Given instruction
Report, as a bare number, how many lines of the material below contain the word "kind".

(Dataset excerpt)
START

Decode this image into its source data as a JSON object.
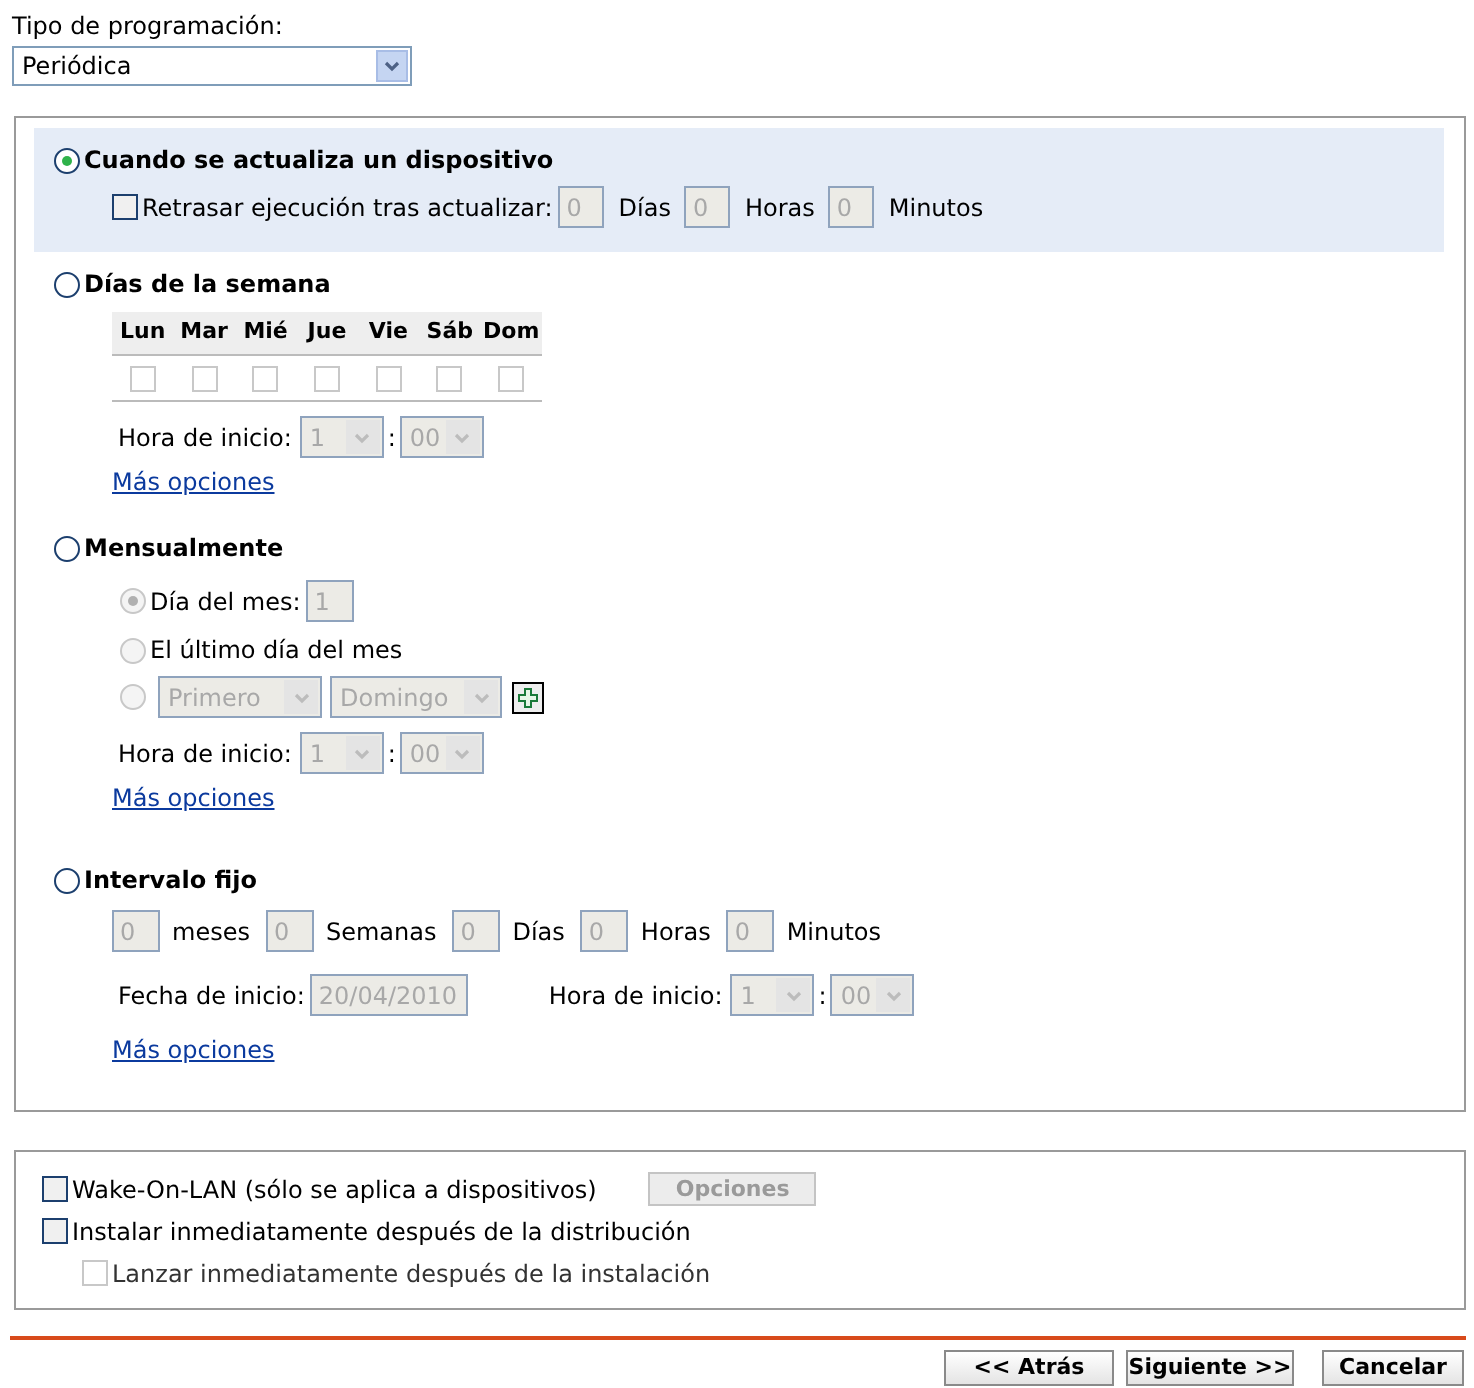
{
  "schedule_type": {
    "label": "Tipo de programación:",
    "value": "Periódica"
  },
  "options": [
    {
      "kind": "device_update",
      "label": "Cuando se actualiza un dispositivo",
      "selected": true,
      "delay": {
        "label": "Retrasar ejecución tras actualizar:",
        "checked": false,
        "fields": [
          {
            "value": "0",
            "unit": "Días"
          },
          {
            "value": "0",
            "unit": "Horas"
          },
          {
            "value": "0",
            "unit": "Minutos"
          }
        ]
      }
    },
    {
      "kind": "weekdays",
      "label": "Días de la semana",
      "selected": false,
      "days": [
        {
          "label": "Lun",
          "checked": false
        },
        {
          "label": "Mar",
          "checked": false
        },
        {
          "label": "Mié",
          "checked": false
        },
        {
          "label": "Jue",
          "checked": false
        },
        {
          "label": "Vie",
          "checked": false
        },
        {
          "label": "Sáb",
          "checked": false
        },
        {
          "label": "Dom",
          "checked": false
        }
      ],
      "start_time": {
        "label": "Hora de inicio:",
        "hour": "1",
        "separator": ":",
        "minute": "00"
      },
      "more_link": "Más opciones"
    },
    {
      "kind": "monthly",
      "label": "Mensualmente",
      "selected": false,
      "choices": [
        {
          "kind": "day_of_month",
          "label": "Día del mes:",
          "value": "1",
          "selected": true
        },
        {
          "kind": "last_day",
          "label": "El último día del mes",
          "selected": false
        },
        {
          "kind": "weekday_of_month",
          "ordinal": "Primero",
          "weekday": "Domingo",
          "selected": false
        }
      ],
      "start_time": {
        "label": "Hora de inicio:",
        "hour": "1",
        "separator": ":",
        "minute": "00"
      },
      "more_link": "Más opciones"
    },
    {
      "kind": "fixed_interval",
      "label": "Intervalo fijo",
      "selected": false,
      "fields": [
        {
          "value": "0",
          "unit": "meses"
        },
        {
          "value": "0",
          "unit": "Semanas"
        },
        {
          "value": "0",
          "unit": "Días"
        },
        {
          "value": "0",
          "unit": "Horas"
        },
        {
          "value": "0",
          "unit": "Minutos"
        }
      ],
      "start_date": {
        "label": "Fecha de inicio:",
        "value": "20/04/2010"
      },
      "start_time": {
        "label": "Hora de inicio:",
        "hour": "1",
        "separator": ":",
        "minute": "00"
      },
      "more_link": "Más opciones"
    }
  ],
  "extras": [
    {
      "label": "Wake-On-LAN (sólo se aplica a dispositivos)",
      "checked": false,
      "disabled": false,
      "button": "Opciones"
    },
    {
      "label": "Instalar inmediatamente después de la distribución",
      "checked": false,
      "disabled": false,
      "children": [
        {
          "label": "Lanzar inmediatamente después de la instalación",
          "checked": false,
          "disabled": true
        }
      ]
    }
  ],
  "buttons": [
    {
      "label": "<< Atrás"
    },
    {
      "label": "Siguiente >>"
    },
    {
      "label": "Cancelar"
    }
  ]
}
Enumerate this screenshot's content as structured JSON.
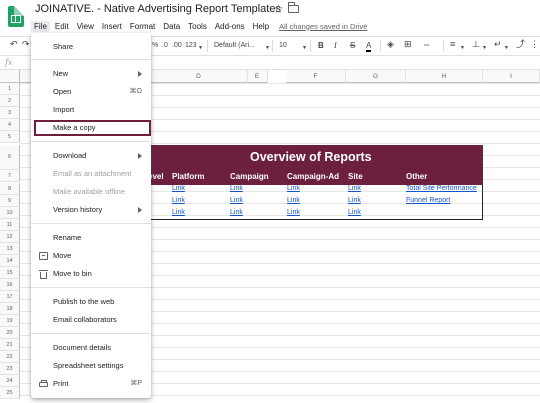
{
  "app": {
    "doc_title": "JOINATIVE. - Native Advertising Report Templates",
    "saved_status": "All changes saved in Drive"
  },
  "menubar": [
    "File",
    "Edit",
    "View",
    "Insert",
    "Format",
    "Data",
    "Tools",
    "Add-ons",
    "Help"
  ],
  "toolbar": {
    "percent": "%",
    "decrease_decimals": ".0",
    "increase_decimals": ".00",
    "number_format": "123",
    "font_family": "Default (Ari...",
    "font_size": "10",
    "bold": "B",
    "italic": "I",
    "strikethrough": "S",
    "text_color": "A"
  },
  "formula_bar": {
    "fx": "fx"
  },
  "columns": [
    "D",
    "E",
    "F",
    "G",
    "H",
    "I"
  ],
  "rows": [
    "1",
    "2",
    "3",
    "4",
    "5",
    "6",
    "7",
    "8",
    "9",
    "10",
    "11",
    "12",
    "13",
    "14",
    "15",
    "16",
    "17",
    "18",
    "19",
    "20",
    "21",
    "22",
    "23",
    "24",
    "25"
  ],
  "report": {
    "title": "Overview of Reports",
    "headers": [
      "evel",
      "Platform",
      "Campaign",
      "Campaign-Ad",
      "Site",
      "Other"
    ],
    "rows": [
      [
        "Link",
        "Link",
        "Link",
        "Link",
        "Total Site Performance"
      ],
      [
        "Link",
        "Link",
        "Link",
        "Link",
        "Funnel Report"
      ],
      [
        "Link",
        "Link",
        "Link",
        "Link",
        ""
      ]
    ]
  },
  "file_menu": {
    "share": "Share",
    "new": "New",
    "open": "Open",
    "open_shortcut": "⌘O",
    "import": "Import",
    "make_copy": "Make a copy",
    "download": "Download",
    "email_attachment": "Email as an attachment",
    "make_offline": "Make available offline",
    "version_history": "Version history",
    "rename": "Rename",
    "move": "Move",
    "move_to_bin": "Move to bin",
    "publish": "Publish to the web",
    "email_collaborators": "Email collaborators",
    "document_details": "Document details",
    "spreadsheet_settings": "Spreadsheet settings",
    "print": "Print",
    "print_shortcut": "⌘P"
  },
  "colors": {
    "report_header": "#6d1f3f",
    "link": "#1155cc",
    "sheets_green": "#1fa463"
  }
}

END
START

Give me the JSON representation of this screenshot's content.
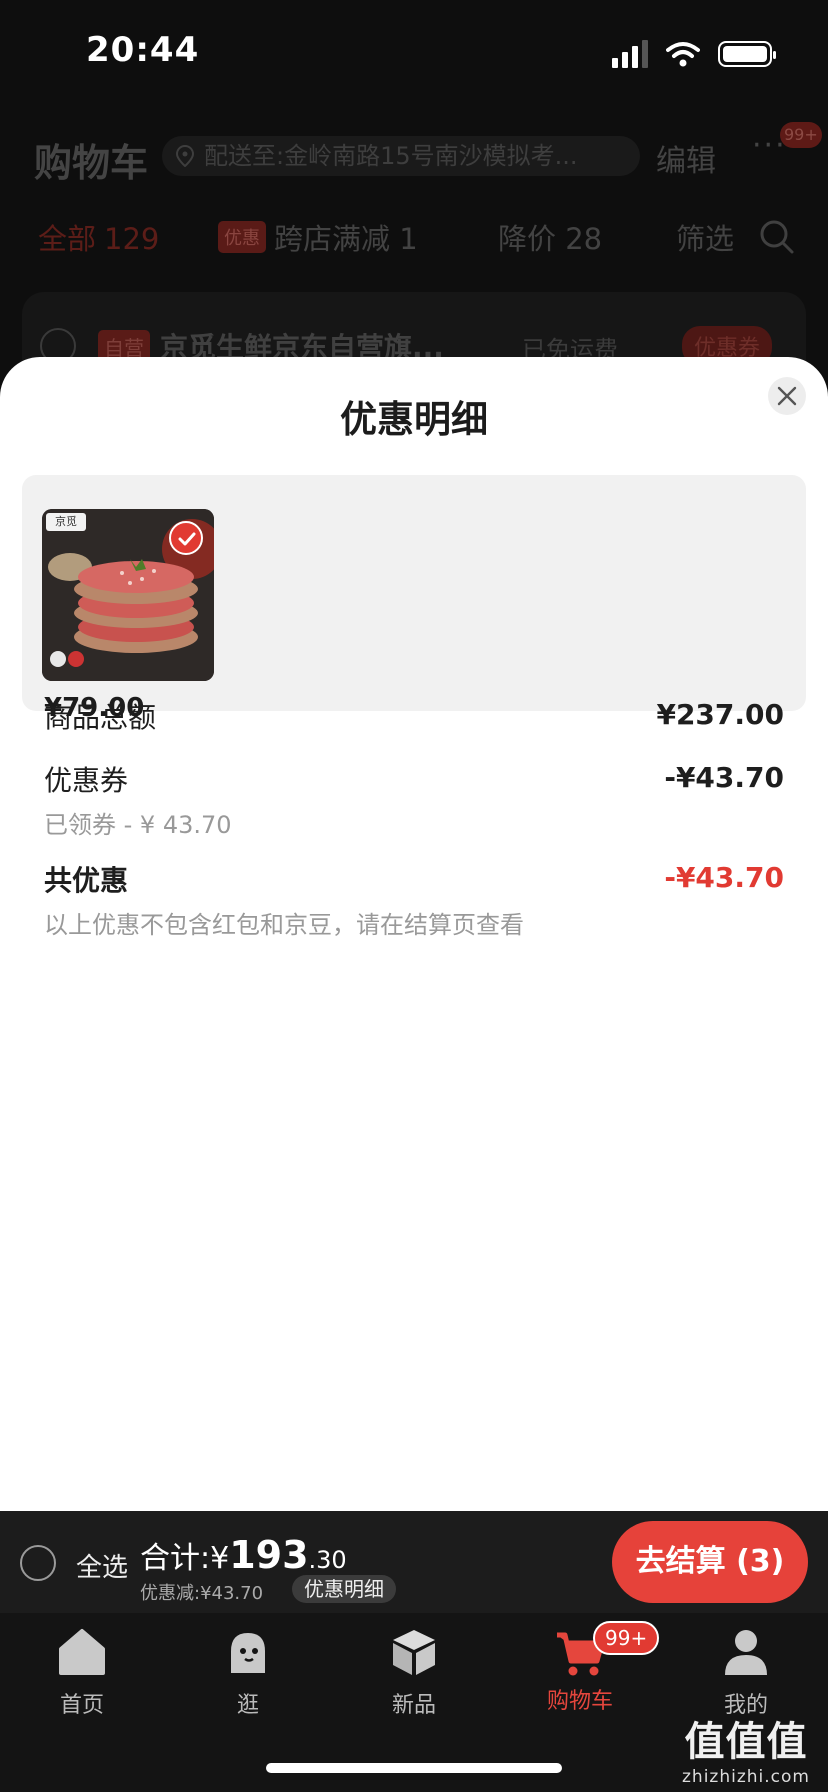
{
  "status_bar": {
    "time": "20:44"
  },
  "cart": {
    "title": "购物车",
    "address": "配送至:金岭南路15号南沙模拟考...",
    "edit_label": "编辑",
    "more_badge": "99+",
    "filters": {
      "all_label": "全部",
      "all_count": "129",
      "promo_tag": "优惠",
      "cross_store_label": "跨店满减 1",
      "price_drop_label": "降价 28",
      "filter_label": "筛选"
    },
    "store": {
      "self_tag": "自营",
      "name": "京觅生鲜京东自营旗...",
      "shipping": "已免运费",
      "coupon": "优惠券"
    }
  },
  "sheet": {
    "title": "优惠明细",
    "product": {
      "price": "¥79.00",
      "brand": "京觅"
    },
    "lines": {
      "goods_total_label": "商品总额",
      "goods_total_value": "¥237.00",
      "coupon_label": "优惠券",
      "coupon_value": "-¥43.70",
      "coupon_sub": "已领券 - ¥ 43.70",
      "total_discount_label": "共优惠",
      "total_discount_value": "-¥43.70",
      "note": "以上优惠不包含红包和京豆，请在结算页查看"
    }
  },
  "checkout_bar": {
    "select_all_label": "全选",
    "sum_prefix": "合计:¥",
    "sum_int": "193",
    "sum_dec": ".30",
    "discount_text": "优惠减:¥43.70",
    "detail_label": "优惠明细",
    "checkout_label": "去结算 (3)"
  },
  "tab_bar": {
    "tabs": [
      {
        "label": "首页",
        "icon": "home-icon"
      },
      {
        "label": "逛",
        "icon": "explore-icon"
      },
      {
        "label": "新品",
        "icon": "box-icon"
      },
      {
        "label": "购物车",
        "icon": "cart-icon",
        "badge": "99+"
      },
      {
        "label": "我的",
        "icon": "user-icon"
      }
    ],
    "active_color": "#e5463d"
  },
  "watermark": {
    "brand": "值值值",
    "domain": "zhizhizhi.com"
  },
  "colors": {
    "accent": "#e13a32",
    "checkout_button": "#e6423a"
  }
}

END

Written response
7